From the listing below, extract each entry exactly as written, minus the images.

________________

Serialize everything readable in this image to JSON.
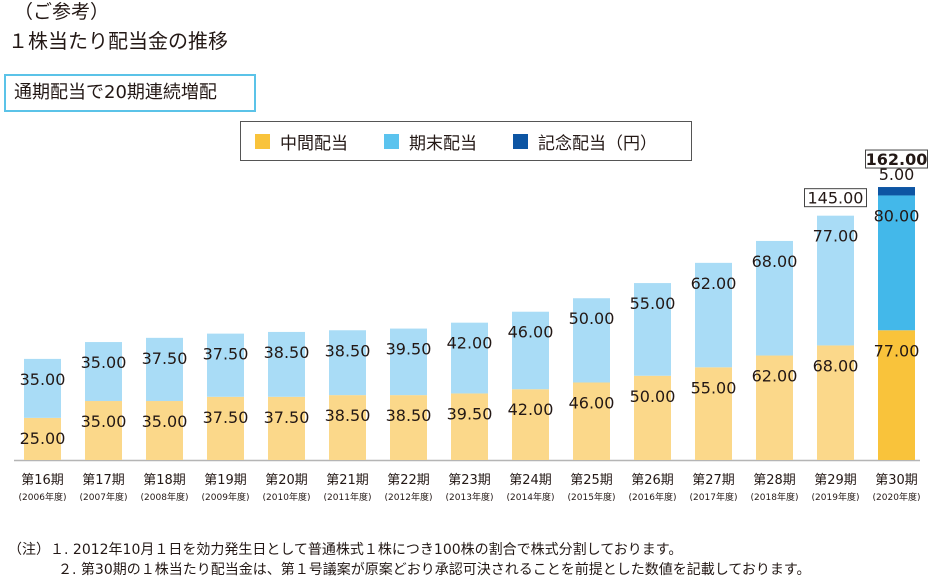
{
  "header": {
    "note": "（ご参考）",
    "title": "１株当たり配当金の推移"
  },
  "badge": {
    "text": "通期配当で20期連続増配"
  },
  "legend": {
    "items": [
      {
        "label": "中間配当",
        "color": "#f9c33b"
      },
      {
        "label": "期末配当",
        "color": "#5bc3ee"
      },
      {
        "label": "記念配当（円）",
        "color": "#0d55a3"
      }
    ]
  },
  "colors": {
    "interim_light": "#fbd88a",
    "final_light": "#a9dcf6",
    "interim_highlight": "#f9c33b",
    "final_highlight": "#43b8ea",
    "commemorative": "#0d55a3",
    "axis": "#b5b5b5",
    "text": "#231815"
  },
  "chart_data": {
    "type": "bar",
    "stacked": true,
    "categories": [
      "第16期",
      "第17期",
      "第18期",
      "第19期",
      "第20期",
      "第21期",
      "第22期",
      "第23期",
      "第24期",
      "第25期",
      "第26期",
      "第27期",
      "第28期",
      "第29期",
      "第30期"
    ],
    "category_sublabels": [
      "(2006年度)",
      "(2007年度)",
      "(2008年度)",
      "(2009年度)",
      "(2010年度)",
      "(2011年度)",
      "(2012年度)",
      "(2013年度)",
      "(2014年度)",
      "(2015年度)",
      "(2016年度)",
      "(2017年度)",
      "(2018年度)",
      "(2019年度)",
      "(2020年度)"
    ],
    "series": [
      {
        "name": "中間配当",
        "values": [
          25.0,
          35.0,
          35.0,
          37.5,
          37.5,
          38.5,
          38.5,
          39.5,
          42.0,
          46.0,
          50.0,
          55.0,
          62.0,
          68.0,
          77.0
        ],
        "labels": [
          "25.00",
          "35.00",
          "35.00",
          "37.50",
          "37.50",
          "38.50",
          "38.50",
          "39.50",
          "42.00",
          "46.00",
          "50.00",
          "55.00",
          "62.00",
          "68.00",
          "77.00"
        ]
      },
      {
        "name": "期末配当",
        "values": [
          35.0,
          35.0,
          37.5,
          37.5,
          38.5,
          38.5,
          39.5,
          42.0,
          46.0,
          50.0,
          55.0,
          62.0,
          68.0,
          77.0,
          80.0
        ],
        "labels": [
          "35.00",
          "35.00",
          "37.50",
          "37.50",
          "38.50",
          "38.50",
          "39.50",
          "42.00",
          "46.00",
          "50.00",
          "55.00",
          "62.00",
          "68.00",
          "77.00",
          "80.00"
        ]
      },
      {
        "name": "記念配当（円）",
        "values": [
          0,
          0,
          0,
          0,
          0,
          0,
          0,
          0,
          0,
          0,
          0,
          0,
          0,
          0,
          5.0
        ],
        "labels": [
          "",
          "",
          "",
          "",
          "",
          "",
          "",
          "",
          "",
          "",
          "",
          "",
          "",
          "",
          "5.00"
        ]
      }
    ],
    "annotations": [
      {
        "index": 13,
        "text": "145.00",
        "bold": false
      },
      {
        "index": 14,
        "text": "162.00",
        "bold": true
      }
    ],
    "highlight_index": 14,
    "ylim": [
      0,
      165
    ],
    "grid": false,
    "legend_position": "top"
  },
  "notes": [
    {
      "prefix": "（注）１.",
      "text": "2012年10月１日を効力発生日として普通株式１株につき100株の割合で株式分割しております。"
    },
    {
      "prefix": "２.",
      "text": "第30期の１株当たり配当金は、第１号議案が原案どおり承認可決されることを前提とした数値を記載しております。"
    }
  ]
}
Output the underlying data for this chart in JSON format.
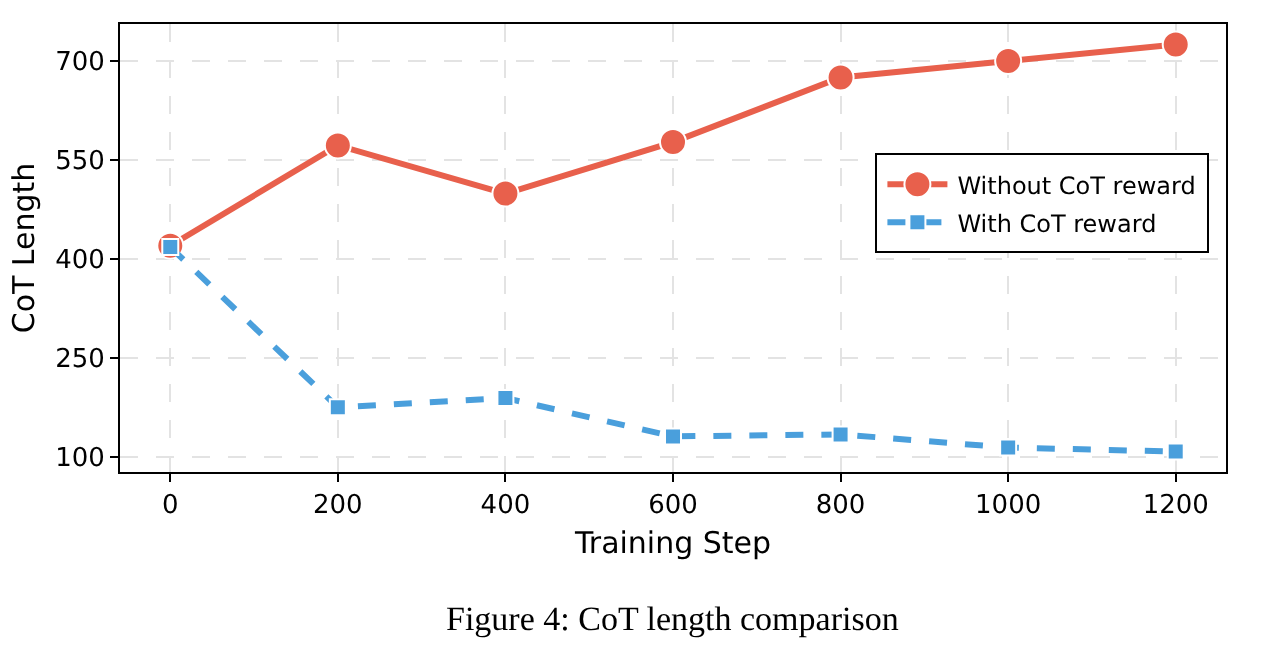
{
  "chart_data": {
    "type": "line",
    "xlabel": "Training Step",
    "ylabel": "CoT Length",
    "x": [
      0,
      200,
      400,
      600,
      800,
      1000,
      1200
    ],
    "series": [
      {
        "name": "Without CoT reward",
        "color": "#e8604c",
        "marker": "circle",
        "line_style": "solid",
        "values": [
          420,
          572,
          499,
          577,
          675,
          700,
          725
        ]
      },
      {
        "name": "With CoT reward",
        "color": "#4a9fdc",
        "marker": "square",
        "line_style": "dashed",
        "values": [
          418,
          175,
          189,
          131,
          134,
          114,
          108
        ]
      }
    ],
    "xlim": [
      -60,
      1260
    ],
    "xticks": [
      0,
      200,
      400,
      600,
      800,
      1000,
      1200
    ],
    "ylim": [
      77,
      756
    ],
    "yticks": [
      100,
      250,
      400,
      550,
      700
    ],
    "grid": true,
    "legend": "right",
    "annotations": [
      "Figure 4: CoT length comparison"
    ]
  }
}
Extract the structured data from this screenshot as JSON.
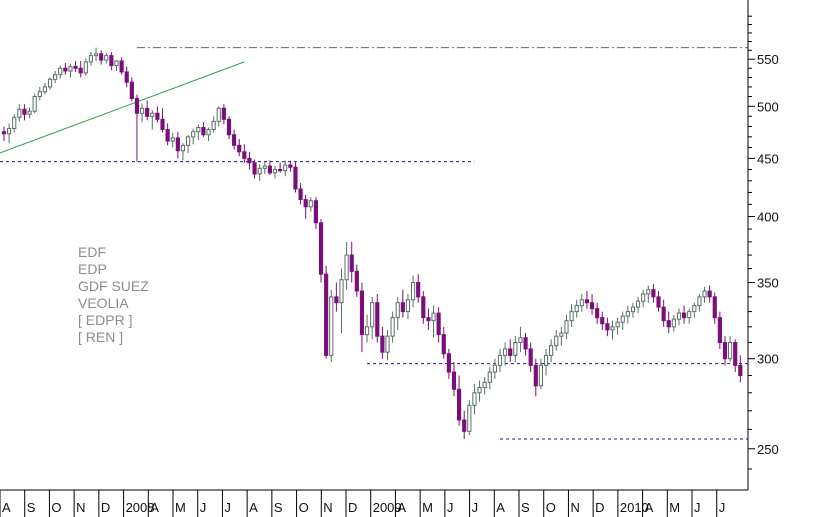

________________

• Final result:
Serialize everything readable in this image to JSON.
{
  "header": {
    "note": "（ご参考）",
    "title": "１株当たり配当金の推移"
  },
  "badge": {
    "text": "通期配当で20期連続増配"
  },
  "legend": {
    "items": [
      {
        "label": "中間配当",
        "color": "#f9c33b"
      },
      {
        "label": "期末配当",
        "color": "#5bc3ee"
      },
      {
        "label": "記念配当（円）",
        "color": "#0d55a3"
      }
    ]
  },
  "colors": {
    "interim_light": "#fbd88a",
    "final_light": "#a9dcf6",
    "interim_highlight": "#f9c33b",
    "final_highlight": "#43b8ea",
    "commemorative": "#0d55a3",
    "axis": "#b5b5b5",
    "text": "#231815"
  },
  "chart_data": {
    "type": "bar",
    "stacked": true,
    "categories": [
      "第16期",
      "第17期",
      "第18期",
      "第19期",
      "第20期",
      "第21期",
      "第22期",
      "第23期",
      "第24期",
      "第25期",
      "第26期",
      "第27期",
      "第28期",
      "第29期",
      "第30期"
    ],
    "category_sublabels": [
      "(2006年度)",
      "(2007年度)",
      "(2008年度)",
      "(2009年度)",
      "(2010年度)",
      "(2011年度)",
      "(2012年度)",
      "(2013年度)",
      "(2014年度)",
      "(2015年度)",
      "(2016年度)",
      "(2017年度)",
      "(2018年度)",
      "(2019年度)",
      "(2020年度)"
    ],
    "series": [
      {
        "name": "中間配当",
        "values": [
          25.0,
          35.0,
          35.0,
          37.5,
          37.5,
          38.5,
          38.5,
          39.5,
          42.0,
          46.0,
          50.0,
          55.0,
          62.0,
          68.0,
          77.0
        ],
        "labels": [
          "25.00",
          "35.00",
          "35.00",
          "37.50",
          "37.50",
          "38.50",
          "38.50",
          "39.50",
          "42.00",
          "46.00",
          "50.00",
          "55.00",
          "62.00",
          "68.00",
          "77.00"
        ]
      },
      {
        "name": "期末配当",
        "values": [
          35.0,
          35.0,
          37.5,
          37.5,
          38.5,
          38.5,
          39.5,
          42.0,
          46.0,
          50.0,
          55.0,
          62.0,
          68.0,
          77.0,
          80.0
        ],
        "labels": [
          "35.00",
          "35.00",
          "37.50",
          "37.50",
          "38.50",
          "38.50",
          "39.50",
          "42.00",
          "46.00",
          "50.00",
          "55.00",
          "62.00",
          "68.00",
          "77.00",
          "80.00"
        ]
      },
      {
        "name": "記念配当（円）",
        "values": [
          0,
          0,
          0,
          0,
          0,
          0,
          0,
          0,
          0,
          0,
          0,
          0,
          0,
          0,
          5.0
        ],
        "labels": [
          "",
          "",
          "",
          "",
          "",
          "",
          "",
          "",
          "",
          "",
          "",
          "",
          "",
          "",
          "5.00"
        ]
      }
    ],
    "annotations": [
      {
        "index": 13,
        "text": "145.00",
        "bold": false
      },
      {
        "index": 14,
        "text": "162.00",
        "bold": true
      }
    ],
    "highlight_index": 14,
    "ylim": [
      0,
      165
    ],
    "grid": false,
    "legend_position": "top"
  },
  "notes": [
    {
      "prefix": "（注）１.",
      "text": "2012年10月１日を効力発生日として普通株式１株につき100株の割合で株式分割しております。"
    },
    {
      "prefix": "２.",
      "text": "第30期の１株当たり配当金は、第１号議案が原案どおり承認可決されることを前提とした数値を記載しております。"
    }
  ]
}
Output the underlying data for this chart in JSON format.
{
  "chart_data": {
    "type": "line",
    "xlabel": "Training Step",
    "ylabel": "CoT Length",
    "x": [
      0,
      200,
      400,
      600,
      800,
      1000,
      1200
    ],
    "series": [
      {
        "name": "Without CoT reward",
        "color": "#e8604c",
        "marker": "circle",
        "line_style": "solid",
        "values": [
          420,
          572,
          499,
          577,
          675,
          700,
          725
        ]
      },
      {
        "name": "With CoT reward",
        "color": "#4a9fdc",
        "marker": "square",
        "line_style": "dashed",
        "values": [
          418,
          175,
          189,
          131,
          134,
          114,
          108
        ]
      }
    ],
    "xlim": [
      -60,
      1260
    ],
    "xticks": [
      0,
      200,
      400,
      600,
      800,
      1000,
      1200
    ],
    "ylim": [
      77,
      756
    ],
    "yticks": [
      100,
      250,
      400,
      550,
      700
    ],
    "grid": true,
    "legend": "right",
    "annotations": [
      "Figure 4: CoT length comparison"
    ]
  }
}
Extract the structured data from this screenshot as JSON.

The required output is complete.